Exercise aim.
Where the records hold the string "Warren", show the whole line it sits on.

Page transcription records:
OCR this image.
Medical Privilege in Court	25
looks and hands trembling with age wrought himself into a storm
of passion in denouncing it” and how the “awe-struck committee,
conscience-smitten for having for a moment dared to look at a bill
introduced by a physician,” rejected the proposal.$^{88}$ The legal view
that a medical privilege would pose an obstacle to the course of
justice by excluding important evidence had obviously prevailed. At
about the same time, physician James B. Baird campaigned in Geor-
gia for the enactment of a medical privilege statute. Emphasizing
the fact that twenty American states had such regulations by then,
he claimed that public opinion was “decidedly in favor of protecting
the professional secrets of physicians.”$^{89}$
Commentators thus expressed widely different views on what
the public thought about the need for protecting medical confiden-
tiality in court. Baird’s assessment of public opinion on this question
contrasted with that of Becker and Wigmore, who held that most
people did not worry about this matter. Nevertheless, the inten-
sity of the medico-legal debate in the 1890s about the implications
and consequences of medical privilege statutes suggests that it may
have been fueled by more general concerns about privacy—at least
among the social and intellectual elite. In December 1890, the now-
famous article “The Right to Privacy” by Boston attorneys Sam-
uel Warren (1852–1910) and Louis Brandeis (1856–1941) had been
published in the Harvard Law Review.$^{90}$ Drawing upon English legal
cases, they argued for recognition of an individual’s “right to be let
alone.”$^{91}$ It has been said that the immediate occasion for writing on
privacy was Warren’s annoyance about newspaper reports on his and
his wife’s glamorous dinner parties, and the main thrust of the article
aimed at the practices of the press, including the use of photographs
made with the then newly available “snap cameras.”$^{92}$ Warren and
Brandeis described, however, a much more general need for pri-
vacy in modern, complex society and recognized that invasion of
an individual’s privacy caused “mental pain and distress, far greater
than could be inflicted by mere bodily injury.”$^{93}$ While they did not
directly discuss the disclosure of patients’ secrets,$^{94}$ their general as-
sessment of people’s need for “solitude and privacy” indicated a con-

Solution to this problem.
uel Warren (1852–1910) and Louis Brandeis (1856–1941) had been
privacy was Warren’s annoyance about newspaper reports on his and
made with the then newly available “snap cameras.”$^{92}$ Warren and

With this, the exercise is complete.